(Stored records)

---

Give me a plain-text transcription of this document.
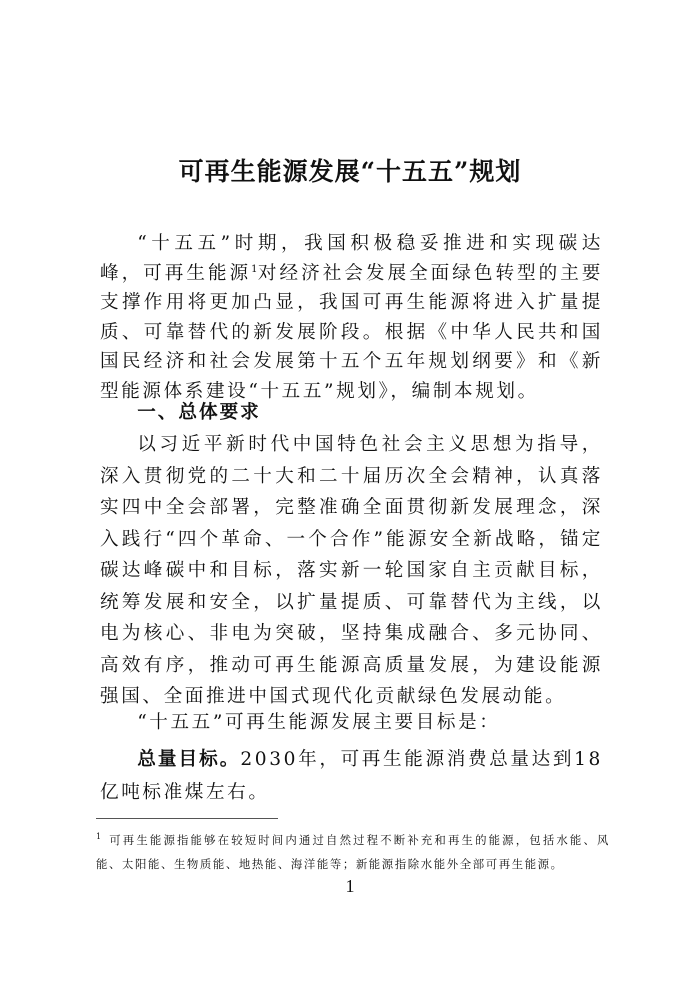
可再生能源发展“十五五”规划

“十五五”时期，我国积极稳妥推进和实现碳达峰，可再生能源$^1$对经济社会发展全面绿色转型的主要支撑作用将更加凸显，我国可再生能源将进入扩量提质、可靠替代的新发展阶段。根据《中华人民共和国国民经济和社会发展第十五个五年规划纲要》和《新型能源体系建设“十五五”规划》，编制本规划。

一、总体要求

以习近平新时代中国特色社会主义思想为指导，深入贯彻党的二十大和二十届历次全会精神，认真落实四中全会部署，完整准确全面贯彻新发展理念，深入践行“四个革命、一个合作”能源安全新战略，锚定碳达峰碳中和目标，落实新一轮国家自主贡献目标，统筹发展和安全，以扩量提质、可靠替代为主线，以电为核心、非电为突破，坚持集成融合、多元协同、高效有序，推动可再生能源高质量发展，为建设能源强国、全面推进中国式现代化贡献绿色发展动能。

“十五五”可再生能源发展主要目标是：

总量目标。2030年，可再生能源消费总量达到18亿吨标准煤左右。

$^1$ 可再生能源指能够在较短时间内通过自然过程不断补充和再生的能源，包括水能、风能、太阳能、生物质能、地热能、海洋能等；新能源指除水能外全部可再生能源。

1
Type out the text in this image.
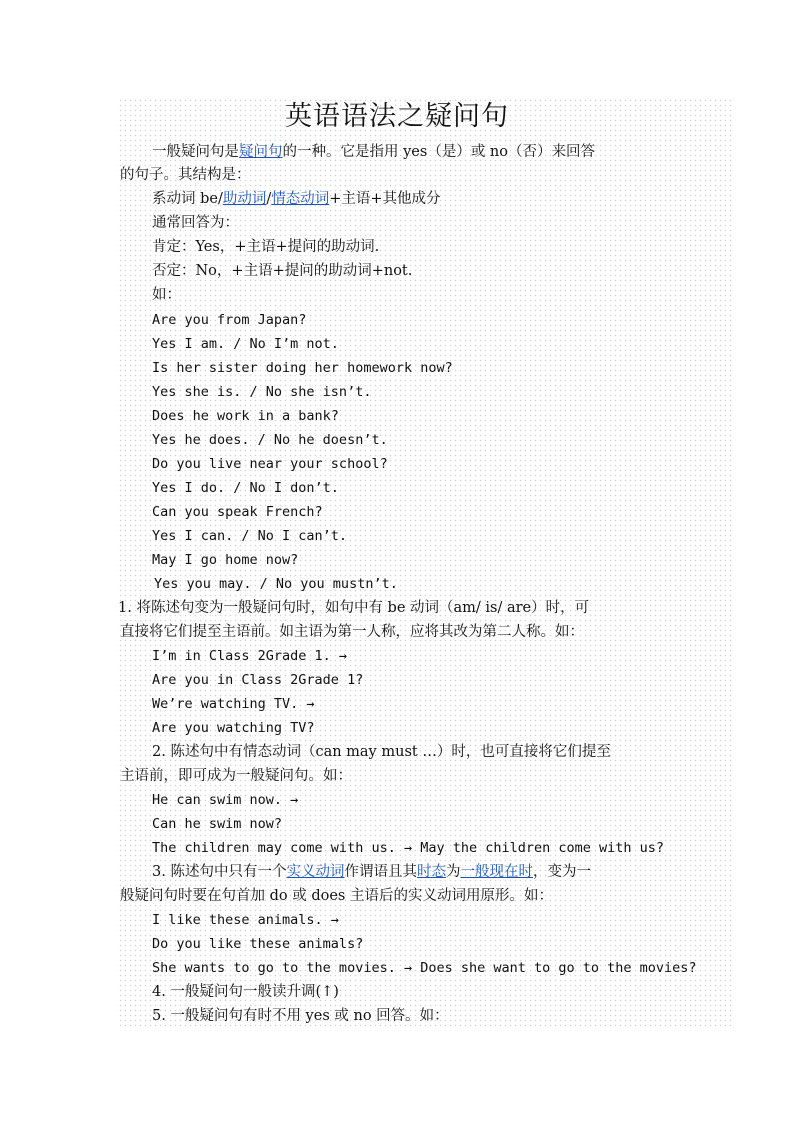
英语语法之疑问句
一般疑问句是疑问句的一种。它是指用 yes（是）或 no（否）来回答
的句子。其结构是：
系动词 be/助动词/情态动词+主语+其他成分
通常回答为：
肯定：Yes，+主语+提问的助动词.
否定：No，+主语+提问的助动词+not.
如：
Are you from Japan?
Yes I am. / No I’m not.
Is her sister doing her homework now?
Yes she is. / No she isn’t.
Does he work in a bank?
Yes he does. / No he doesn’t.
Do you live near your school?
Yes I do. / No I don’t.
Can you speak French?
Yes I can. / No I can’t.
May I go home now?
Yes you may. / No you mustn’t.
1. 将陈述句变为一般疑问句时，如句中有 be 动词（am/ is/ are）时，可
直接将它们提至主语前。如主语为第一人称，应将其改为第二人称。如：
I’m in Class 2Grade 1. →
Are you in Class 2Grade 1?
We’re watching TV. →
Are you watching TV?
2. 陈述句中有情态动词（can may must …）时，也可直接将它们提至
主语前，即可成为一般疑问句。如：
He can swim now. →
Can he swim now?
The children may come with us. → May the children come with us?
3. 陈述句中只有一个实义动词作谓语且其时态为一般现在时，变为一
般疑问句时要在句首加 do 或 does 主语后的实义动词用原形。如：
I like these animals. →
Do you like these animals?
She wants to go to the movies. → Does she want to go to the movies?
4. 一般疑问句一般读升调(↑)
5. 一般疑问句有时不用 yes 或 no 回答。如：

---

§ TASK TO COMPLETE
Output the entries above exactly. Drop the pictures.

§ RESPONSE TO THIS TASK
Give me a plain-text transcription of this document.
可再生能源发展“十五五”规划

“十五五”时期，我国积极稳妥推进和实现碳达峰，可再生能源$^1$对经济社会发展全面绿色转型的主要支撑作用将更加凸显，我国可再生能源将进入扩量提质、可靠替代的新发展阶段。根据《中华人民共和国国民经济和社会发展第十五个五年规划纲要》和《新型能源体系建设“十五五”规划》，编制本规划。

一、总体要求

以习近平新时代中国特色社会主义思想为指导，深入贯彻党的二十大和二十届历次全会精神，认真落实四中全会部署，完整准确全面贯彻新发展理念，深入践行“四个革命、一个合作”能源安全新战略，锚定碳达峰碳中和目标，落实新一轮国家自主贡献目标，统筹发展和安全，以扩量提质、可靠替代为主线，以电为核心、非电为突破，坚持集成融合、多元协同、高效有序，推动可再生能源高质量发展，为建设能源强国、全面推进中国式现代化贡献绿色发展动能。

“十五五”可再生能源发展主要目标是：

总量目标。2030年，可再生能源消费总量达到18亿吨标准煤左右。

$^1$ 可再生能源指能够在较短时间内通过自然过程不断补充和再生的能源，包括水能、风能、太阳能、生物质能、地热能、海洋能等；新能源指除水能外全部可再生能源。

1
Type out the text in this image.
英语语法之疑问句
一般疑问句是疑问句的一种。它是指用 yes（是）或 no（否）来回答
的句子。其结构是：
系动词 be/助动词/情态动词+主语+其他成分
通常回答为：
肯定：Yes，+主语+提问的助动词.
否定：No，+主语+提问的助动词+not.
如：
Are you from Japan?
Yes I am. / No I’m not.
Is her sister doing her homework now?
Yes she is. / No she isn’t.
Does he work in a bank?
Yes he does. / No he doesn’t.
Do you live near your school?
Yes I do. / No I don’t.
Can you speak French?
Yes I can. / No I can’t.
May I go home now?
Yes you may. / No you mustn’t.
1. 将陈述句变为一般疑问句时，如句中有 be 动词（am/ is/ are）时，可
直接将它们提至主语前。如主语为第一人称，应将其改为第二人称。如：
I’m in Class 2Grade 1. →
Are you in Class 2Grade 1?
We’re watching TV. →
Are you watching TV?
2. 陈述句中有情态动词（can may must …）时，也可直接将它们提至
主语前，即可成为一般疑问句。如：
He can swim now. →
Can he swim now?
The children may come with us. → May the children come with us?
3. 陈述句中只有一个实义动词作谓语且其时态为一般现在时，变为一
般疑问句时要在句首加 do 或 does 主语后的实义动词用原形。如：
I like these animals. →
Do you like these animals?
She wants to go to the movies. → Does she want to go to the movies?
4. 一般疑问句一般读升调(↑)
5. 一般疑问句有时不用 yes 或 no 回答。如：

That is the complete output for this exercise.